* YOUR GOAL
Each entry below should be echoed exactly, with pictures omitted.

--- start of RECORD EXCERPTS ---

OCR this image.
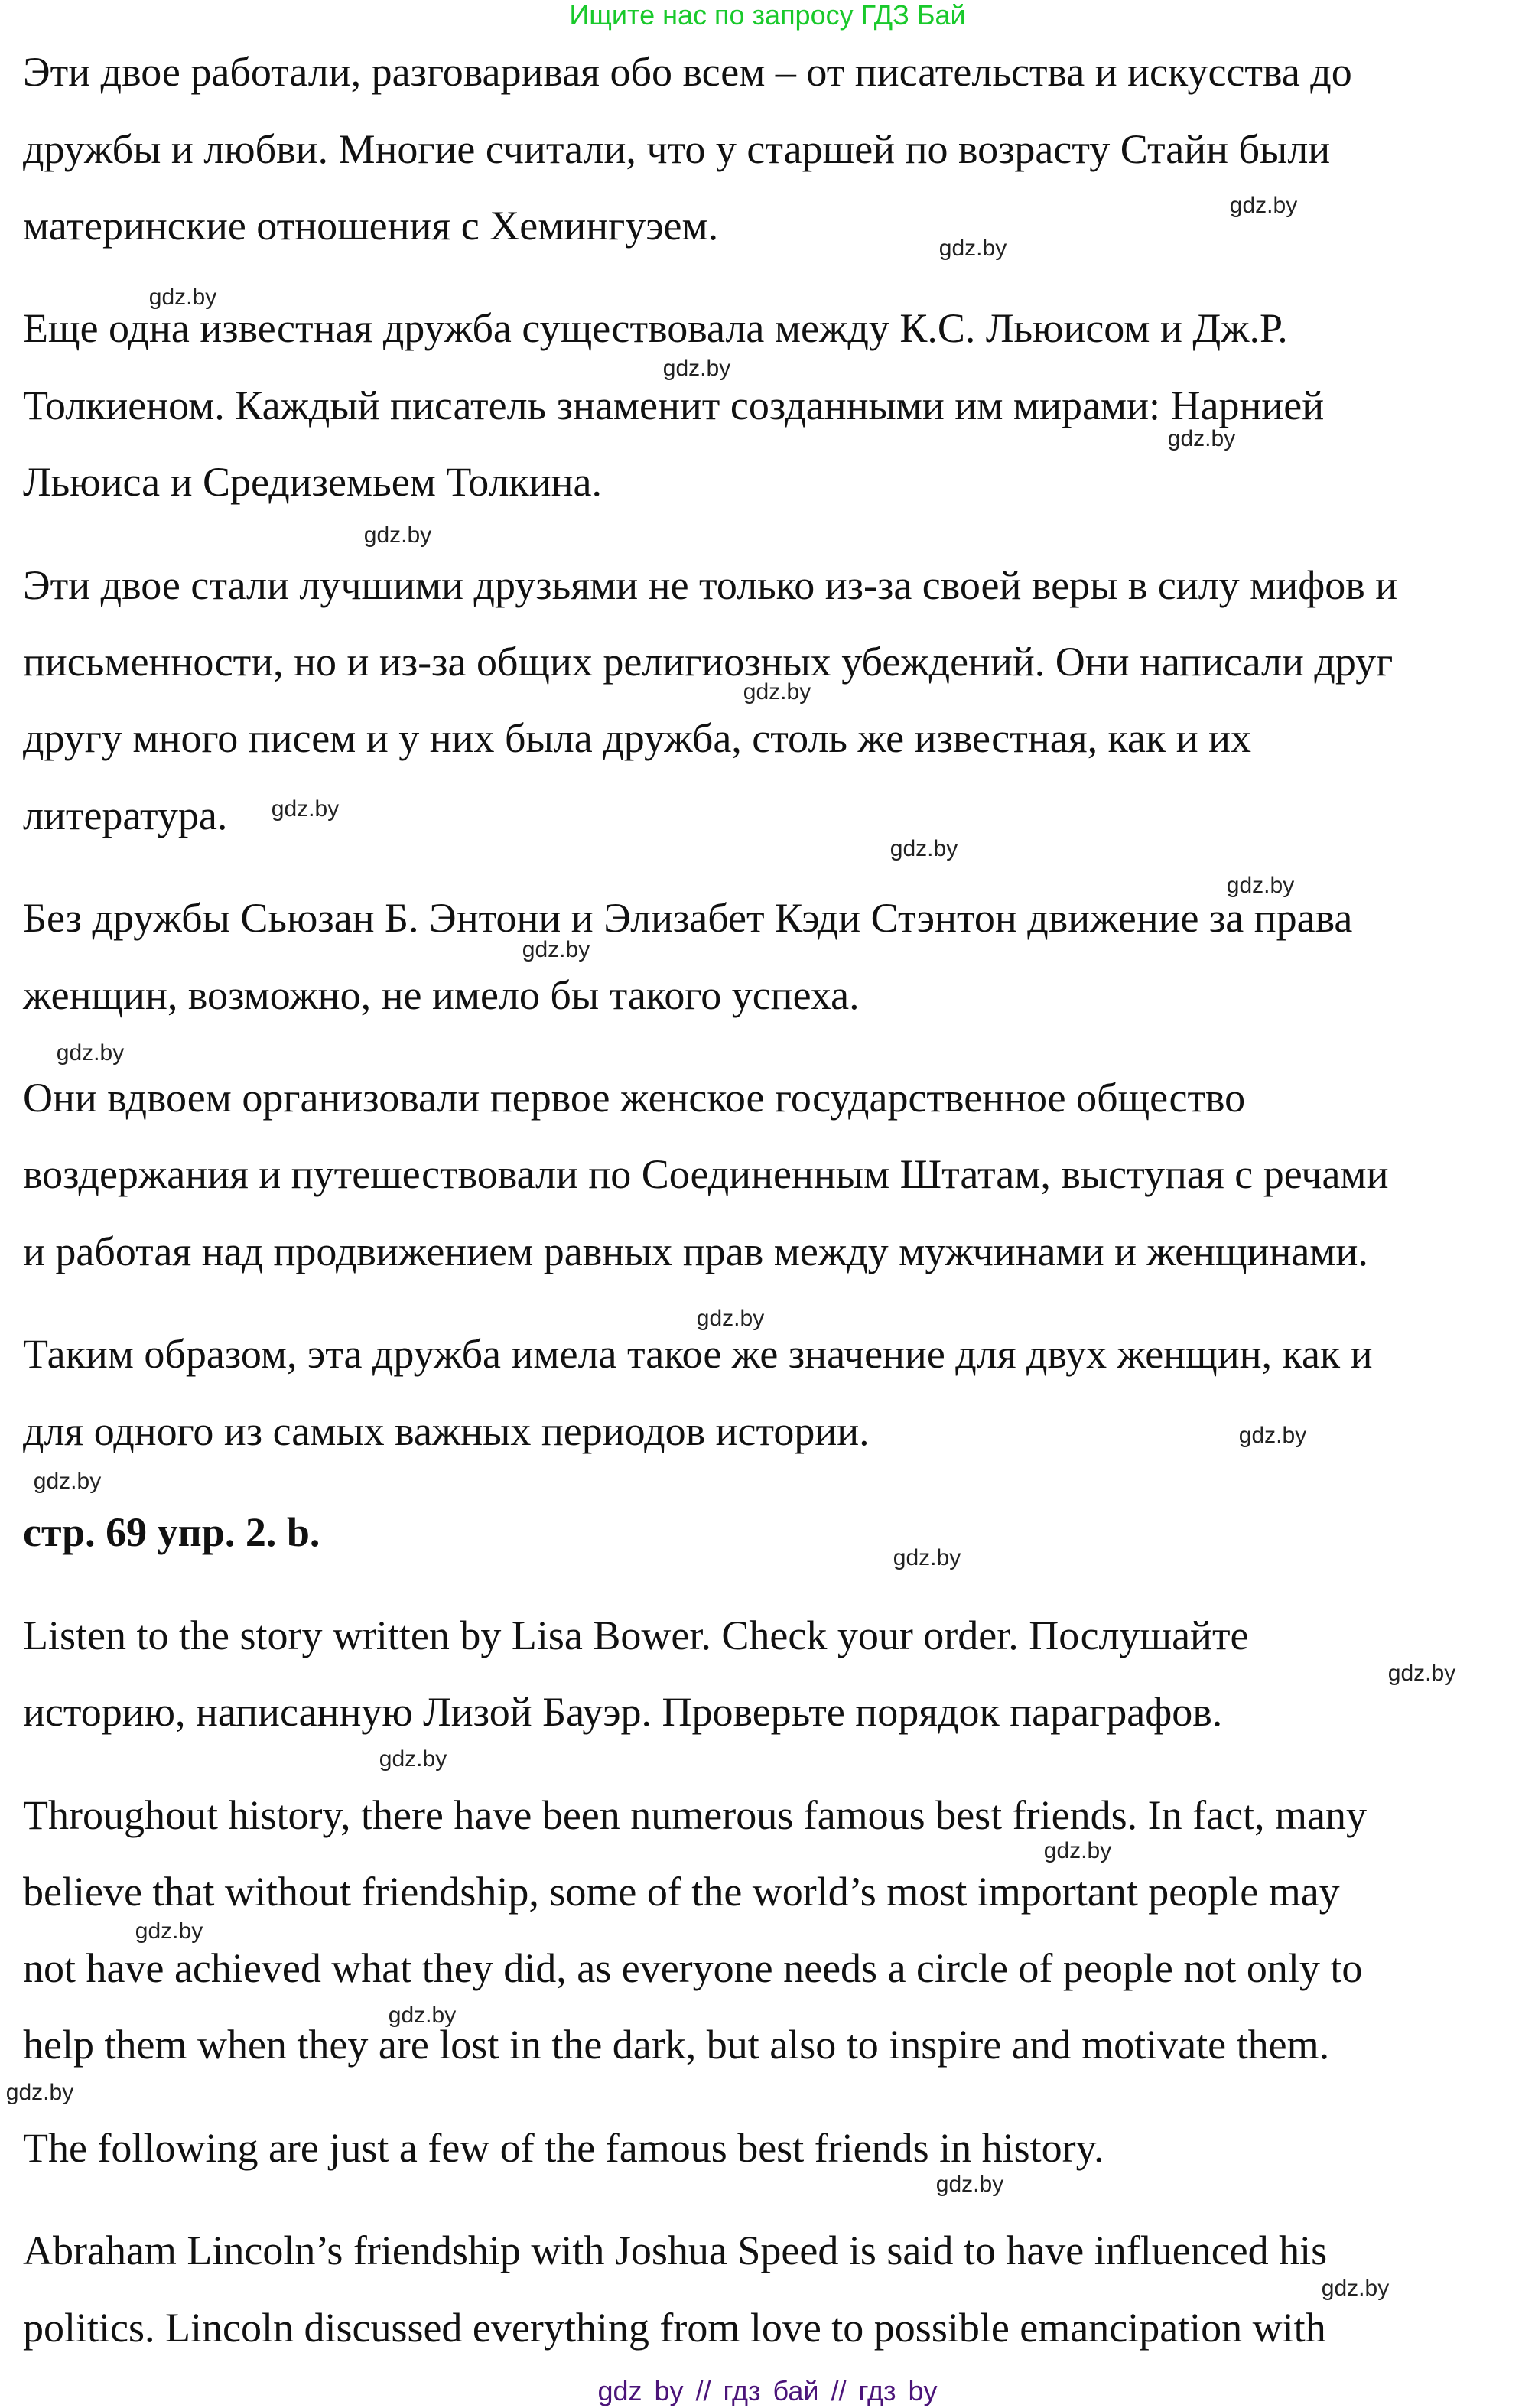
Ищите нас по запросу ГДЗ Бай
Эти двое работали, разговаривая обо всем – от писательства и искусства до
дружбы и любви. Многие считали, что у старшей по возрасту Стайн были
материнские отношения с Хемингуэем.
Еще одна известная дружба существовала между К.С. Льюисом и Дж.Р.
Толкиеном. Каждый писатель знаменит созданными им мирами: Нарнией
Льюиса и Средиземьем Толкина.
Эти двое стали лучшими друзьями не только из-за своей веры в силу мифов и
письменности, но и из-за общих религиозных убеждений. Они написали друг
другу много писем и у них была дружба, столь же известная, как и их
литература.
Без дружбы Сьюзан Б. Энтони и Элизабет Кэди Стэнтон движение за права
женщин, возможно, не имело бы такого успеха.
Они вдвоем организовали первое женское государственное общество
воздержания и путешествовали по Соединенным Штатам, выступая с речами
и работая над продвижением равных прав между мужчинами и женщинами.
Таким образом, эта дружба имела такое же значение для двух женщин, как и
для одного из самых важных периодов истории.
стр. 69 упр. 2. b.
Listen to the story written by Lisa Bower. Check your order. Послушайте
историю, написанную Лизой Бауэр. Проверьте порядок параграфов.
Throughout history, there have been numerous famous best friends. In fact, many
believe that without friendship, some of the world’s most important people may
not have achieved what they did, as everyone needs a circle of people not only to
help them when they are lost in the dark, but also to inspire and motivate them.
The following are just a few of the famous best friends in history.
Abraham Lincoln’s friendship with Joshua Speed is said to have influenced his
politics. Lincoln discussed everything from love to possible emancipation with
gdz.by
gdz.by
gdz.by
gdz.by
gdz.by
gdz.by
gdz.by
gdz.by
gdz.by
gdz.by
gdz.by
gdz.by
gdz.by
gdz.by
gdz.by
gdz.by
gdz.by
gdz.by
gdz.by
gdz.by
gdz.by
gdz.by
gdz.by
gdz.by
gdz by // гдз бай // гдз by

--- end of RECORD EXCERPTS ---

* ANSWER TO THE TASK
OCR this image.
Ищите нас по запросу ГДЗ Бай
Эти двое работали, разговаривая обо всем – от писательства и искусства до
дружбы и любви. Многие считали, что у старшей по возрасту Стайн были
материнские отношения с Хемингуэем.
Еще одна известная дружба существовала между К.С. Льюисом и Дж.Р.
Толкиеном. Каждый писатель знаменит созданными им мирами: Нарнией
Льюиса и Средиземьем Толкина.
Эти двое стали лучшими друзьями не только из-за своей веры в силу мифов и
письменности, но и из-за общих религиозных убеждений. Они написали друг
другу много писем и у них была дружба, столь же известная, как и их
литература.
Без дружбы Сьюзан Б. Энтони и Элизабет Кэди Стэнтон движение за права
женщин, возможно, не имело бы такого успеха.
Они вдвоем организовали первое женское государственное общество
воздержания и путешествовали по Соединенным Штатам, выступая с речами
и работая над продвижением равных прав между мужчинами и женщинами.
Таким образом, эта дружба имела такое же значение для двух женщин, как и
для одного из самых важных периодов истории.
стр. 69 упр. 2. b.
Listen to the story written by Lisa Bower. Check your order. Послушайте
историю, написанную Лизой Бауэр. Проверьте порядок параграфов.
Throughout history, there have been numerous famous best friends. In fact, many
believe that without friendship, some of the world’s most important people may
not have achieved what they did, as everyone needs a circle of people not only to
help them when they are lost in the dark, but also to inspire and motivate them.
The following are just a few of the famous best friends in history.
Abraham Lincoln’s friendship with Joshua Speed is said to have influenced his
politics. Lincoln discussed everything from love to possible emancipation with
gdz.by
gdz.by
gdz.by
gdz.by
gdz.by
gdz.by
gdz.by
gdz.by
gdz.by
gdz.by
gdz.by
gdz.by
gdz.by
gdz.by
gdz.by
gdz.by
gdz.by
gdz.by
gdz.by
gdz.by
gdz.by
gdz.by
gdz.by
gdz.by
gdz by // гдз бай // гдз by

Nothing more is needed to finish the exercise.